⟨

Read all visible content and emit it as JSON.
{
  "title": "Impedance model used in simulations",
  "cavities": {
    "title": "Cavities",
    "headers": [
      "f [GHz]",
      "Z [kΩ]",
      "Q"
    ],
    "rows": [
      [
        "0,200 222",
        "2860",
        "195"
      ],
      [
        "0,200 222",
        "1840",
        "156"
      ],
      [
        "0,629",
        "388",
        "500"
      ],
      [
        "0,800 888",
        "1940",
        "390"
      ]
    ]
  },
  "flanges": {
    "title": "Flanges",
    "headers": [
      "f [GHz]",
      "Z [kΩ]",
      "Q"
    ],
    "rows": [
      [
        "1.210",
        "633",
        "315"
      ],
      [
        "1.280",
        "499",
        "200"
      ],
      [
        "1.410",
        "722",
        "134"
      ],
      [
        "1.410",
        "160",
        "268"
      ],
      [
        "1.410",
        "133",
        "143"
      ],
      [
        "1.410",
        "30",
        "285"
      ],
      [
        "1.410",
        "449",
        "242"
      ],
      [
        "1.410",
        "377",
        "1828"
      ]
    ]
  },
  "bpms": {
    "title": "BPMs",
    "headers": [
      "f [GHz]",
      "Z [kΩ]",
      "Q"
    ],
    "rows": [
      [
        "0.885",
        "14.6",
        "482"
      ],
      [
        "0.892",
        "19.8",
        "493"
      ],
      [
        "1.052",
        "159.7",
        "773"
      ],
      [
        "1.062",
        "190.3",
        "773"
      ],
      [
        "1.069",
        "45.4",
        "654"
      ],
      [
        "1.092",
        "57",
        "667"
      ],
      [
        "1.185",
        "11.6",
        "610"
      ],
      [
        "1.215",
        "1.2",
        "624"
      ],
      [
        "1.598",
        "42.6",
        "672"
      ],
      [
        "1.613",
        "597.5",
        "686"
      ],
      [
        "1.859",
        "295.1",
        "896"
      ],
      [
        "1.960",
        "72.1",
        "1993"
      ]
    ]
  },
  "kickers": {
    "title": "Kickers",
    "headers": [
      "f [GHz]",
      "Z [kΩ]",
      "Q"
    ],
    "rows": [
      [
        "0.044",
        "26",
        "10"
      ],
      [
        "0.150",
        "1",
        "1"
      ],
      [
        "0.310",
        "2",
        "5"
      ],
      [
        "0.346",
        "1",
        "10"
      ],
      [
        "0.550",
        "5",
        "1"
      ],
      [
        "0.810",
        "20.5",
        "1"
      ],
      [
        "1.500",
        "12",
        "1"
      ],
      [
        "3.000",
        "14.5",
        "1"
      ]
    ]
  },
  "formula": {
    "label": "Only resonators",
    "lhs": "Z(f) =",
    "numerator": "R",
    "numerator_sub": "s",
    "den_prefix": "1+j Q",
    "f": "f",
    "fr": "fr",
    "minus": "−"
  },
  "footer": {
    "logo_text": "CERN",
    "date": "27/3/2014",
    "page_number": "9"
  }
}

⟩
⟨

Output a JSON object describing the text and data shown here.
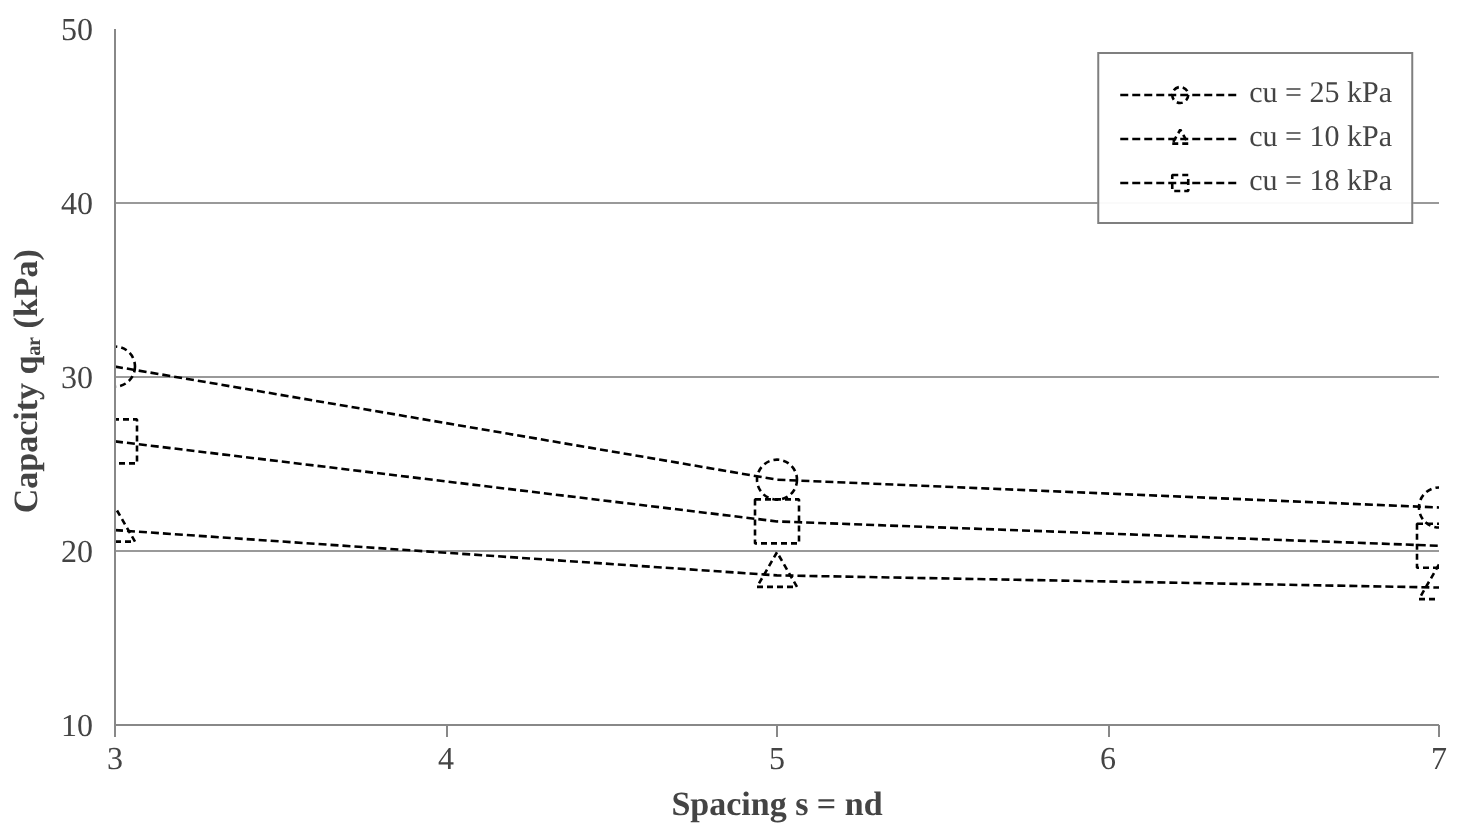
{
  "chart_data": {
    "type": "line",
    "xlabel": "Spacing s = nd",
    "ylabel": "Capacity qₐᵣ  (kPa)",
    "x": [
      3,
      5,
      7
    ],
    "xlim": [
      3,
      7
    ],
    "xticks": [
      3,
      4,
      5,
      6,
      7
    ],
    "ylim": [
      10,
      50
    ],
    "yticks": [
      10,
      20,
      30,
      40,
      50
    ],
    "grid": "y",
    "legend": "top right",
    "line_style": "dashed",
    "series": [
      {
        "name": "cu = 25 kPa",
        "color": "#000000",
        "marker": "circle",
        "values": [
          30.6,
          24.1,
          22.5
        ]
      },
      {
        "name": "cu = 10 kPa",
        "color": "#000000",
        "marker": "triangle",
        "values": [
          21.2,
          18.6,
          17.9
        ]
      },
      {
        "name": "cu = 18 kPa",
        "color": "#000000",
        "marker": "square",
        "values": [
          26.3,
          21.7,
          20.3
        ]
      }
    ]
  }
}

⟩
⟨

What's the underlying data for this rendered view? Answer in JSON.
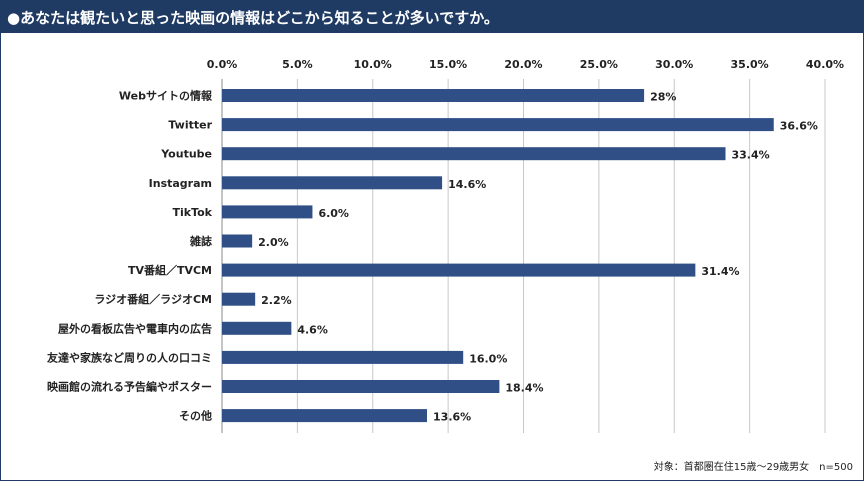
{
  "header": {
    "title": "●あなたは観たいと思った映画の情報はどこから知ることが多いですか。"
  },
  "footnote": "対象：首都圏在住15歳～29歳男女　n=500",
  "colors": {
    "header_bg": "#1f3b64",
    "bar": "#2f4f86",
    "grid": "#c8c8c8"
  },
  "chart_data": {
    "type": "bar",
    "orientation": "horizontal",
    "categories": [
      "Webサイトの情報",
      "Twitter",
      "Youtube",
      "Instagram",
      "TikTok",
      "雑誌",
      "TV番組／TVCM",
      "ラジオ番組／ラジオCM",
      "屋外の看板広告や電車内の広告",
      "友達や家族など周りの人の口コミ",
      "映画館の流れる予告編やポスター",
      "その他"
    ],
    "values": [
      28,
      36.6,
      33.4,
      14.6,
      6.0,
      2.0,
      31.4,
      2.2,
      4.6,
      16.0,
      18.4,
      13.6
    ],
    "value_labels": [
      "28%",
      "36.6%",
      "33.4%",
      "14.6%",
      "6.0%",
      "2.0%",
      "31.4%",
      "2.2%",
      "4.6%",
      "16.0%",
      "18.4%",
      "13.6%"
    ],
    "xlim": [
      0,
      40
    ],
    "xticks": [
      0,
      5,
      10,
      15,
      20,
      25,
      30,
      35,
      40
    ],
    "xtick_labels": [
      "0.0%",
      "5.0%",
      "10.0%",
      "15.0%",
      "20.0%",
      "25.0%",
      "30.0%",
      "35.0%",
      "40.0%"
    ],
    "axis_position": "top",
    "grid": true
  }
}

⟩

## Task details:
Select every line in the material above where the string "name" occurs, and copy it.

## Output of the task:
        "name": "cu = 25 kPa",
        "name": "cu = 10 kPa",
        "name": "cu = 18 kPa",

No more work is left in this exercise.